[EXERCISE REQUIREMENTS] Of all the lines in the records, how many hold the word "расцепителями"? Answer with the number only.

[DATA FOR PROCESSING]
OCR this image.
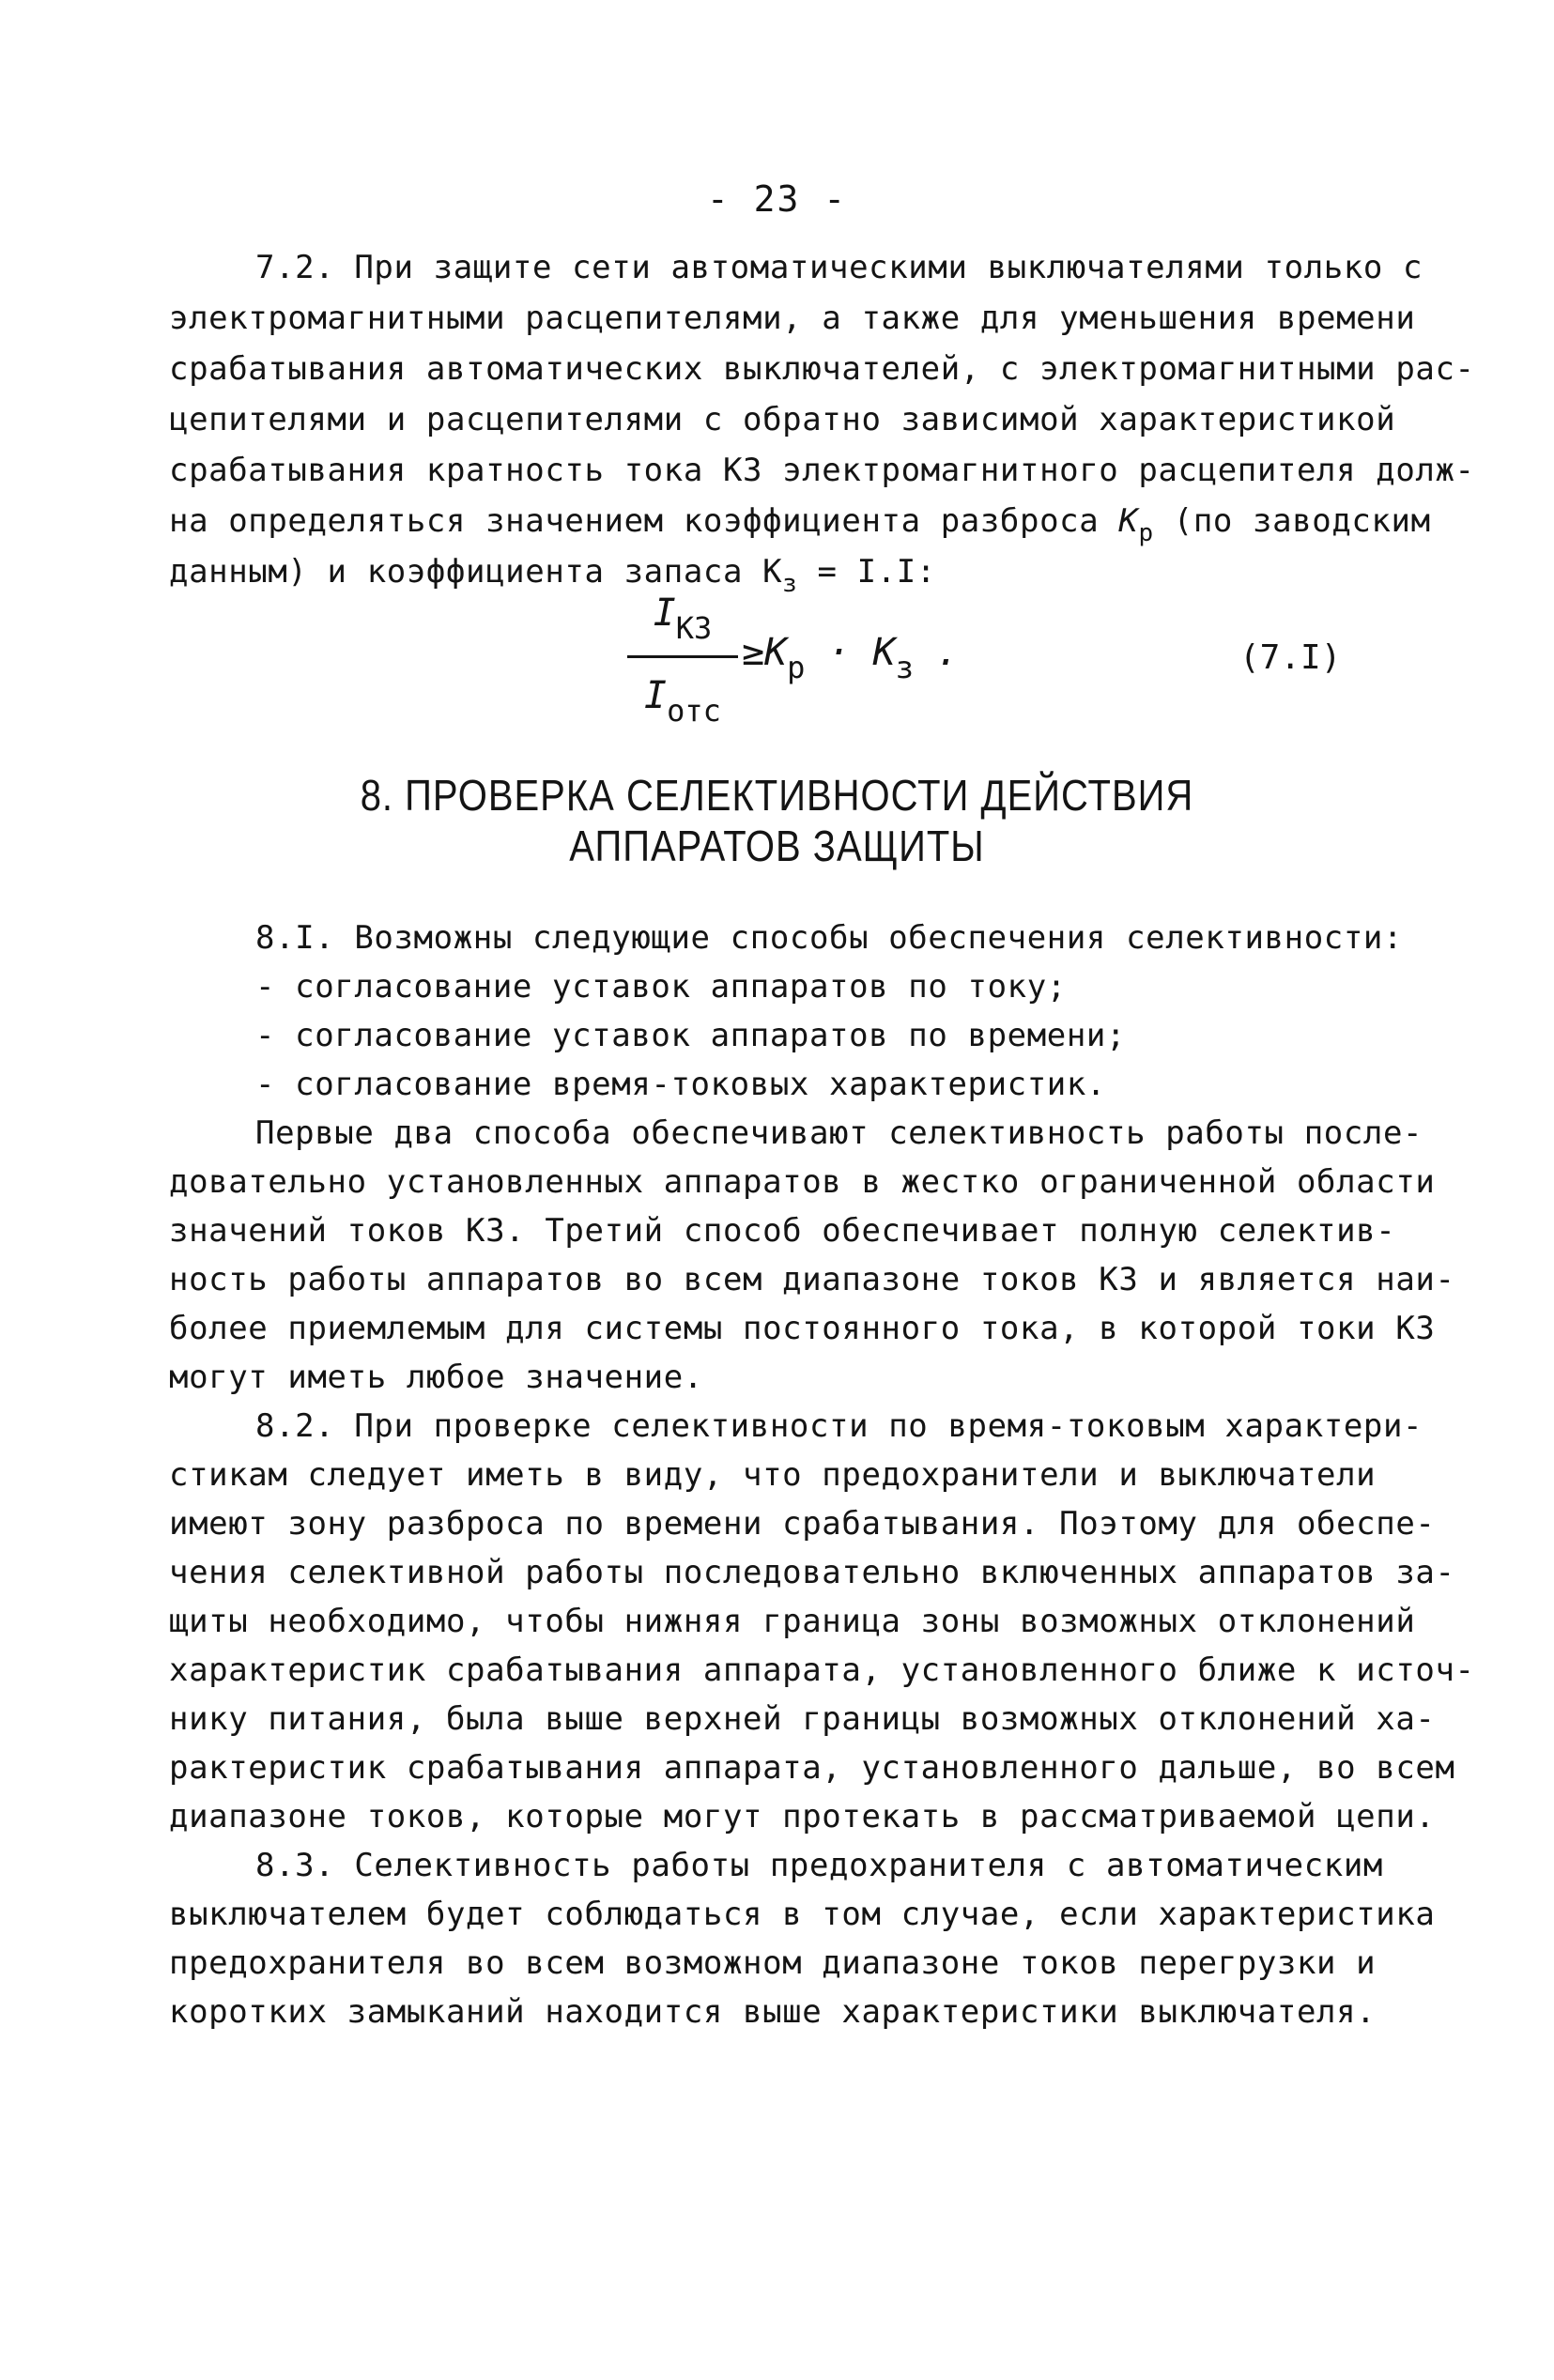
- 23 -
7.2. При защите сети автоматическими выключателями только с
электромагнитными расцепителями, а также для уменьшения времени
срабатывания автоматических выключателей, с электромагнитными рас-
цепителями и расцепителями с обратно зависимой характеристикой
срабатывания кратность тока КЗ электромагнитного расцепителя долж-
на определяться значением коэффициента разброса $К_р$ (по заводским
данным) и коэффициента запаса $К_з = I.I$:
$I_{КЗ}$
$I_{отс}$
$\ge К_р \cdot К_з$ .	(7.I)
8. ПРОВЕРКА СЕЛЕКТИВНОСТИ ДЕЙСТВИЯ
АППАРАТОВ ЗАЩИТЫ
8.I. Возможны следующие способы обеспечения селективности:
- согласование уставок аппаратов по току;
- согласование уставок аппаратов по времени;
- согласование время-токовых характеристик.
Первые два способа обеспечивают селективность работы после-
довательно установленных аппаратов в жестко ограниченной области
значений токов КЗ. Третий способ обеспечивает полную селектив-
ность работы аппаратов во всем диапазоне токов КЗ и является наи-
более приемлемым для системы постоянного тока, в которой токи КЗ
могут иметь любое значение.
8.2. При проверке селективности по время-токовым характери-
стикам следует иметь в виду, что предохранители и выключатели
имеют зону разброса по времени срабатывания. Поэтому для обеспе-
чения селективной работы последовательно включенных аппаратов за-
щиты необходимо, чтобы нижняя граница зоны возможных отклонений
характеристик срабатывания аппарата, установленного ближе к источ-
нику питания, была выше верхней границы возможных отклонений ха-
рактеристик срабатывания аппарата, установленного дальше, во всем
диапазоне токов, которые могут протекать в рассматриваемой цепи.
8.3. Селективность работы предохранителя с автоматическим
выключателем будет соблюдаться в том случае, если характеристика
предохранителя во всем возможном диапазоне токов перегрузки и
коротких замыканий находится выше характеристики выключателя.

[SOLUTION FOR THIS EXERCISE] 2